***** Supplied records *****

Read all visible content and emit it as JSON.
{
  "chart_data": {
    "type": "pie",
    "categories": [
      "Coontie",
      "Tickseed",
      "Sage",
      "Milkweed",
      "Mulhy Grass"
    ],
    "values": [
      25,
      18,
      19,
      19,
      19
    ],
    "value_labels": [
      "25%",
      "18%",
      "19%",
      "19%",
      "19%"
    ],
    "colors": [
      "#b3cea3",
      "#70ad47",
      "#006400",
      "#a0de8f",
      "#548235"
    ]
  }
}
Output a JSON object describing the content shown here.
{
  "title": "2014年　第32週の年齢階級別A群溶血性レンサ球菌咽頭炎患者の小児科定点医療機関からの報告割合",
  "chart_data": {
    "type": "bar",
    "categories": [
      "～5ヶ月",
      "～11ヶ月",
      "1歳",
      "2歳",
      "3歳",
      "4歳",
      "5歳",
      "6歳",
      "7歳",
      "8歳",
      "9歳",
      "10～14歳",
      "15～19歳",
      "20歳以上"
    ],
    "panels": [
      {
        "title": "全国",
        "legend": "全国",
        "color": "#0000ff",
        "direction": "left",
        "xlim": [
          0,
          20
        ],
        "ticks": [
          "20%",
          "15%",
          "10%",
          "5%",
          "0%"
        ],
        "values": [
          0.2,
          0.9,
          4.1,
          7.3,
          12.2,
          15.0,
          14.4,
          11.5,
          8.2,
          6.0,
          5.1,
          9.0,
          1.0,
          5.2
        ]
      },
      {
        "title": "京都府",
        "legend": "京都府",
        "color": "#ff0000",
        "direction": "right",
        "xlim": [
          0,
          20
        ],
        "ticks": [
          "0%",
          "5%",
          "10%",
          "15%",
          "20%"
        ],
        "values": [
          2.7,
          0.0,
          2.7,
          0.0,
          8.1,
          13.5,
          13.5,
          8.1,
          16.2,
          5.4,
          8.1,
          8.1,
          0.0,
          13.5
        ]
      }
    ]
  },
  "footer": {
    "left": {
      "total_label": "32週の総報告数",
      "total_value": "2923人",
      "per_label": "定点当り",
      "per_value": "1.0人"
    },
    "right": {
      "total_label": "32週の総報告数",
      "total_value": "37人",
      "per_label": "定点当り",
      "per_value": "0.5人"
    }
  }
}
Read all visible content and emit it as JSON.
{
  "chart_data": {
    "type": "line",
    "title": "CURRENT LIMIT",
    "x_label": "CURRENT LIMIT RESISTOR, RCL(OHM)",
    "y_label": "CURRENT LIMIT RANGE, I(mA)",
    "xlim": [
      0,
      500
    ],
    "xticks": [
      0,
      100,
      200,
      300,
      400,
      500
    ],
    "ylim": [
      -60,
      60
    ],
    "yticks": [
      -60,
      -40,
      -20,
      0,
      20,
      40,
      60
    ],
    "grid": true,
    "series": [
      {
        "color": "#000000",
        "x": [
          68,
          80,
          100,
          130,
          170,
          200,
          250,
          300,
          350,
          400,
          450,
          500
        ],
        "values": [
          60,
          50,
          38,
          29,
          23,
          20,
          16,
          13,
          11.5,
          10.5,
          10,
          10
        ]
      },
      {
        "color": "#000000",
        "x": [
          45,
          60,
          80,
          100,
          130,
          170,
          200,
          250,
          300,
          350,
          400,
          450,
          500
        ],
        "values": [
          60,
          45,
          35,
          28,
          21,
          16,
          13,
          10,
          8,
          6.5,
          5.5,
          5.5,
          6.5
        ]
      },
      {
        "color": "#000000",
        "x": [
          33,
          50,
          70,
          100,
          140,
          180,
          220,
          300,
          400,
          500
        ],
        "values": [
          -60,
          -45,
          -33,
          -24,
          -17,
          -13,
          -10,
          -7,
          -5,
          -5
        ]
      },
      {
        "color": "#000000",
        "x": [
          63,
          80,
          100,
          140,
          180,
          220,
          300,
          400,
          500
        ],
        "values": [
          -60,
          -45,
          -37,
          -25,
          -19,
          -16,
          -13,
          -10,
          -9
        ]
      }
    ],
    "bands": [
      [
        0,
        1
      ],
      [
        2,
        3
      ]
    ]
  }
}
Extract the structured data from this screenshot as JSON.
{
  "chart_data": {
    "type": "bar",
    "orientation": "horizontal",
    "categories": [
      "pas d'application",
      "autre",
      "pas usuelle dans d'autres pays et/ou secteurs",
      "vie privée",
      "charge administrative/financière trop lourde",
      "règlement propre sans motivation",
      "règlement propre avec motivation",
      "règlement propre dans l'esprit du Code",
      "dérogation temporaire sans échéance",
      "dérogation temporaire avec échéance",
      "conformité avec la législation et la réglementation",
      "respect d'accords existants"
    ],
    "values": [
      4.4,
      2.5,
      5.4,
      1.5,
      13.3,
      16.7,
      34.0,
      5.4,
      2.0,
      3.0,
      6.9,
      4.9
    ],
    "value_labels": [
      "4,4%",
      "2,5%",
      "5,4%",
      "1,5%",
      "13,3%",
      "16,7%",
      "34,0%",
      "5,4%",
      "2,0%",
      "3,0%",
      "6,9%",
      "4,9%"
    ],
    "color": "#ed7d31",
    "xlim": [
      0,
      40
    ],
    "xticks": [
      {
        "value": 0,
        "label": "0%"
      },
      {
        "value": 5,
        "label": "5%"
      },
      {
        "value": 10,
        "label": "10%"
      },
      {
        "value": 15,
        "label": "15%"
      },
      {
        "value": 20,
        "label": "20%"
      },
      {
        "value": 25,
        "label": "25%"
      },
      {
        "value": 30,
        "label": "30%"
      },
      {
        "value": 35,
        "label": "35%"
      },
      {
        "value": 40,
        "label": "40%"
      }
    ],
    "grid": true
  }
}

*****

Short exercise: Of the lines above, how many hold the word "sans"? Say the number alone.

Exercise output: 2